■ Task directions ■
Say how many lines contain "aray"; the answer is the number alone.

(Extracted records)
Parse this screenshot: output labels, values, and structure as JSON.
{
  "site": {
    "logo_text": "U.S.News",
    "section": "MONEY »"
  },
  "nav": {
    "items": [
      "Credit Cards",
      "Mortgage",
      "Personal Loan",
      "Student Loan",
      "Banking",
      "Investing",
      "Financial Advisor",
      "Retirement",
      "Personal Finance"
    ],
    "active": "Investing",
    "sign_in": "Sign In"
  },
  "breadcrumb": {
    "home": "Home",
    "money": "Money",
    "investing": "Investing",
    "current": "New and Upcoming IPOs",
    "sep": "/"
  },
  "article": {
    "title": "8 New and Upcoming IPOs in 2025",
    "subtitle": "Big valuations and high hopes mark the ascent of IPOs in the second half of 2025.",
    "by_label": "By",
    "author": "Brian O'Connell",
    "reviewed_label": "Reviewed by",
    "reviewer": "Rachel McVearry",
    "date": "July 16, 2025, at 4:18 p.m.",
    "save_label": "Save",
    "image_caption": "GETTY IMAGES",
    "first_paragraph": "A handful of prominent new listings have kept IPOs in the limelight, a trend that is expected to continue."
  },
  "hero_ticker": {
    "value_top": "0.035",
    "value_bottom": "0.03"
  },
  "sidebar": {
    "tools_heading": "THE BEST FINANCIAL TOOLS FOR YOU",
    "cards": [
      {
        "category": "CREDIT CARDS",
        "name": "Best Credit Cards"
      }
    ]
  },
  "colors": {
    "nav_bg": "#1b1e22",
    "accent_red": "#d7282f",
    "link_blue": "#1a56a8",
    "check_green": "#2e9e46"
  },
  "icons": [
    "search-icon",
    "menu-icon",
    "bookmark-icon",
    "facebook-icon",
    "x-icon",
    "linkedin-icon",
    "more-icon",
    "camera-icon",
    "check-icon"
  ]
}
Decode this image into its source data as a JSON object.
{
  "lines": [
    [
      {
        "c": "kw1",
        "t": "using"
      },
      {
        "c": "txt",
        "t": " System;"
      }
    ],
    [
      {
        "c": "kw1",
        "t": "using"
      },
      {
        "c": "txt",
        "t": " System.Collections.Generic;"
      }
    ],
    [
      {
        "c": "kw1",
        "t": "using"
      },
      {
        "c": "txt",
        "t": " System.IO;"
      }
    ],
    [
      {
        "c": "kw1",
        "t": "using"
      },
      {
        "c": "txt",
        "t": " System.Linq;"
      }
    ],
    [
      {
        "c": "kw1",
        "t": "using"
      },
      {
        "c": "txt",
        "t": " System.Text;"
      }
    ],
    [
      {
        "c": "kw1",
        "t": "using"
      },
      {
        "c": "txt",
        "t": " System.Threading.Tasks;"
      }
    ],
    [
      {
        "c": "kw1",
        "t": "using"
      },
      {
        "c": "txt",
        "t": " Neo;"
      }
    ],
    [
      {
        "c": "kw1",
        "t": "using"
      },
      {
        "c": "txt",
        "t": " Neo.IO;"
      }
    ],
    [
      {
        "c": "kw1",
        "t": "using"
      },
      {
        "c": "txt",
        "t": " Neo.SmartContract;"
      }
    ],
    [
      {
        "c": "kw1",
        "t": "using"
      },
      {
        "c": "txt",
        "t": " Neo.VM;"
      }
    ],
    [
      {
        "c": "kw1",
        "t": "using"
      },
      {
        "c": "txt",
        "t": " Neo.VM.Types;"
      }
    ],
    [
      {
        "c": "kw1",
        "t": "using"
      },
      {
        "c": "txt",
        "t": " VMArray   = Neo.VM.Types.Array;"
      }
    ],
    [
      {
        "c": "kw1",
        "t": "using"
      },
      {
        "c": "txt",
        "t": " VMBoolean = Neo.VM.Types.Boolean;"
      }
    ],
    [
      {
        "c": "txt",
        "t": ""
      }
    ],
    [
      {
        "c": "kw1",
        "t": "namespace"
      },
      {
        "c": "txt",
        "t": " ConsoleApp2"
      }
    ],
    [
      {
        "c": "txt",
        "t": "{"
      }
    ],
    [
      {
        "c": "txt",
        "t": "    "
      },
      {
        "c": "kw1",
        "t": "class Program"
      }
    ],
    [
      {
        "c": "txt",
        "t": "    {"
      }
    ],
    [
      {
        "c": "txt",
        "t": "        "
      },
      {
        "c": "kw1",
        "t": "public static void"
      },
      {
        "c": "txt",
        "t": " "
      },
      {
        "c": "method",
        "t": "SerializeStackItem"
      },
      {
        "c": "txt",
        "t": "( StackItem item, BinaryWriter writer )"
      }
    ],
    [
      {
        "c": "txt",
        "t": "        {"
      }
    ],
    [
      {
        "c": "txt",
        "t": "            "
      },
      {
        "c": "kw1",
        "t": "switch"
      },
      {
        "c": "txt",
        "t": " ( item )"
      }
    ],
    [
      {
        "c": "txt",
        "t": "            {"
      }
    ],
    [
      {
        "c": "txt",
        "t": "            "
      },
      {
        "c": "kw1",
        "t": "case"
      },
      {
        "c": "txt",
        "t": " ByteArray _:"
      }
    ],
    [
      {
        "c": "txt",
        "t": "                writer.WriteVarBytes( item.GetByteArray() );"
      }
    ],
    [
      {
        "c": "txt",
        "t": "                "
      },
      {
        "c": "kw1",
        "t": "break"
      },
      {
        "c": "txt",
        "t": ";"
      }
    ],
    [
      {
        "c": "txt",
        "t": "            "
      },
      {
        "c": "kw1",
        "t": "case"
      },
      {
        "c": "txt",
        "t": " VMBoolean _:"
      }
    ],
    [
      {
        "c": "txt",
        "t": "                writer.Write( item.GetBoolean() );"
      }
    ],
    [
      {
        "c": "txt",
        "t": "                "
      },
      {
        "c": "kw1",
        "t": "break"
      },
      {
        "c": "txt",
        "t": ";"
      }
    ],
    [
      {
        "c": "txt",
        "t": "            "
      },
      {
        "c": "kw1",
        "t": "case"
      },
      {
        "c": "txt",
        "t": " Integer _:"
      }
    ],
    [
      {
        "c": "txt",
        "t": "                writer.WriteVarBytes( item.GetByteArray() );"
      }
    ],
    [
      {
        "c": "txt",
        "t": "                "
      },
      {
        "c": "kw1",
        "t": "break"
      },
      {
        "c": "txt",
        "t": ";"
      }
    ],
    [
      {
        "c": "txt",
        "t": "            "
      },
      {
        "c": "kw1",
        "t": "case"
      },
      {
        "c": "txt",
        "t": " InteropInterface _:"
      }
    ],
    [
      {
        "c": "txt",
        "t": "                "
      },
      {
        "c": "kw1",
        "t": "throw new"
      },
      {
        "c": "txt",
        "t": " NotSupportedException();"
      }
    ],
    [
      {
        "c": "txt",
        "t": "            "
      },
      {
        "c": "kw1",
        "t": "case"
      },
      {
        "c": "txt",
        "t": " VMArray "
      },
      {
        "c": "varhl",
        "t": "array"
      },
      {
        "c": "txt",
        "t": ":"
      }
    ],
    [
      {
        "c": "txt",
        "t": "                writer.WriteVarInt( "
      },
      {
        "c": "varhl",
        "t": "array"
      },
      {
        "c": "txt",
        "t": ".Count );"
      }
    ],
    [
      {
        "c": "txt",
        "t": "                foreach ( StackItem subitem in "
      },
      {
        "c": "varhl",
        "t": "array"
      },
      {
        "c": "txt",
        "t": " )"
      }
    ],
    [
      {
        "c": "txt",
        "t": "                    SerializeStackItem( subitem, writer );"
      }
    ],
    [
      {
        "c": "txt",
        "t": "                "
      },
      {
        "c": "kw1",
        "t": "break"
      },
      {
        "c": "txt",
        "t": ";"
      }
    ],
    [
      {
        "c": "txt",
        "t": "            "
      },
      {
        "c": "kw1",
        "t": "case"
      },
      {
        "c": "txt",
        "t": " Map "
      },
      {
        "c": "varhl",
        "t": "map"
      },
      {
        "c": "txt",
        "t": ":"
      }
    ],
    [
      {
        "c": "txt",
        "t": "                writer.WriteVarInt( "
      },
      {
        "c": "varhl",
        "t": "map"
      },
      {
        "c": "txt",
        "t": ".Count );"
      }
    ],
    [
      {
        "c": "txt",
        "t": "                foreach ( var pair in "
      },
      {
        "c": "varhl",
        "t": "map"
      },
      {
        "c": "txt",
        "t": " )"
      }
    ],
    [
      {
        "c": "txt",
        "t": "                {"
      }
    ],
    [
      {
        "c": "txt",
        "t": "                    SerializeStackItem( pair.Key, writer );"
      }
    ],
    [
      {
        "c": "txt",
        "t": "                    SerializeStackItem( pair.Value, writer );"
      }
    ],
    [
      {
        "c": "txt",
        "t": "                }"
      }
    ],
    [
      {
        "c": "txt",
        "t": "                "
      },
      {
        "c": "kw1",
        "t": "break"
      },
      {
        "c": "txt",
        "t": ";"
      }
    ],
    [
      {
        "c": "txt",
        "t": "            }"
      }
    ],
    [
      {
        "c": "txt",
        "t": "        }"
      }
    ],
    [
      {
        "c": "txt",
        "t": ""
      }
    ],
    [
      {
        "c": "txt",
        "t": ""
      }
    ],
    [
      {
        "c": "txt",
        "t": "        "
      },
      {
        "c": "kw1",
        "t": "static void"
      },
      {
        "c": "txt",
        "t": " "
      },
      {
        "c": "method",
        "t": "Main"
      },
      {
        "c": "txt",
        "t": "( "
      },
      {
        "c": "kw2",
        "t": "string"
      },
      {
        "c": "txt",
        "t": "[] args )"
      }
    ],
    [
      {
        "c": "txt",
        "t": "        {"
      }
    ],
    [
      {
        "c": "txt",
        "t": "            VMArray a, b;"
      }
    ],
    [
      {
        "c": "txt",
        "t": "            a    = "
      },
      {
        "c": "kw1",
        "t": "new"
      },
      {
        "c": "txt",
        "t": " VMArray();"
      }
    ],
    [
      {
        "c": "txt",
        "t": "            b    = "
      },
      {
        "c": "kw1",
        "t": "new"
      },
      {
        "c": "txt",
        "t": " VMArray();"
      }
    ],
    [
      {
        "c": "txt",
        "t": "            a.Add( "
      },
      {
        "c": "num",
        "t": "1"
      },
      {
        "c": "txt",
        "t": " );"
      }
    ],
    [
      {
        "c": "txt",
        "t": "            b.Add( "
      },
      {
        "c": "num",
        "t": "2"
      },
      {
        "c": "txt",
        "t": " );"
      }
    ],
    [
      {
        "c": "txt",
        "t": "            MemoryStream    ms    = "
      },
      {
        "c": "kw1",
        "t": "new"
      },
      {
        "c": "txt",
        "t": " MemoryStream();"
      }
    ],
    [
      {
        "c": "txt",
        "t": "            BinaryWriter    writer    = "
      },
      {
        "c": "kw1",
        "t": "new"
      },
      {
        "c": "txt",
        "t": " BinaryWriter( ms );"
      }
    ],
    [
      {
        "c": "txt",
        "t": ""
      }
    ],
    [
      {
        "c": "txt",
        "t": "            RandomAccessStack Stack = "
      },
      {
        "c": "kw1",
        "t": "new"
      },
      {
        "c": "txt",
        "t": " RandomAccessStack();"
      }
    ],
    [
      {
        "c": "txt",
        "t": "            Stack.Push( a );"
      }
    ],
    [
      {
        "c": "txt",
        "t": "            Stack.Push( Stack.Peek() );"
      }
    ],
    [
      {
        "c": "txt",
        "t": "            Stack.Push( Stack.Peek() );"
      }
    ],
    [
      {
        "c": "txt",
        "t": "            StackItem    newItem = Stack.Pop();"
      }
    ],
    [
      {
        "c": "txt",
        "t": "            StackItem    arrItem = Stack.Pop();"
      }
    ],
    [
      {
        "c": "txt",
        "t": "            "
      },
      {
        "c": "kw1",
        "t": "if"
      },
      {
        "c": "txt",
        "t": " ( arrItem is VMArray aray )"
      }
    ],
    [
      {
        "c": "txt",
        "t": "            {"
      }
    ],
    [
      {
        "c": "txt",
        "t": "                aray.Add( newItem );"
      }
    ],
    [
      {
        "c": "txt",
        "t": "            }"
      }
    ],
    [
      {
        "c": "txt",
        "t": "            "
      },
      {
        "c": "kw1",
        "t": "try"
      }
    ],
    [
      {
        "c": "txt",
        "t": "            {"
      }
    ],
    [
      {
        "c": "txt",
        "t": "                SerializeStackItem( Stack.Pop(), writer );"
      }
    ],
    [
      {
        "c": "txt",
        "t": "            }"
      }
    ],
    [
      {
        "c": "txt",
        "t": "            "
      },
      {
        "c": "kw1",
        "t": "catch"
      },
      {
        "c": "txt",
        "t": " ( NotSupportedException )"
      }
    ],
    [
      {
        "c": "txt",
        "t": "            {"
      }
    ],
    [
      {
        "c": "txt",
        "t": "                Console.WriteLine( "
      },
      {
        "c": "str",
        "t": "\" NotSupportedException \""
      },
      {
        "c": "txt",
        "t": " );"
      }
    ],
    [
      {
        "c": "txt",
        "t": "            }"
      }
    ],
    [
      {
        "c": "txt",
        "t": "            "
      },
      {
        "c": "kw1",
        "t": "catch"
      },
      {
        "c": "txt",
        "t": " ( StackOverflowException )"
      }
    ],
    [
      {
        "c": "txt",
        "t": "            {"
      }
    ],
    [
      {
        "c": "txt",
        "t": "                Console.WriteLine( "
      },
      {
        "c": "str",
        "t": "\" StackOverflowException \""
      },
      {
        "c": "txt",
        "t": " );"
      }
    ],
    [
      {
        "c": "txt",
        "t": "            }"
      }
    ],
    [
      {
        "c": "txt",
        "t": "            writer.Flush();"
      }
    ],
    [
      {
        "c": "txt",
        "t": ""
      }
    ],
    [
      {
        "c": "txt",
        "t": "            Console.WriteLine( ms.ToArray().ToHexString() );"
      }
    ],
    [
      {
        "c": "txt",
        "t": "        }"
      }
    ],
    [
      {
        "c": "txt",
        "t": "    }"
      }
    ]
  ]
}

■ Task output ■
2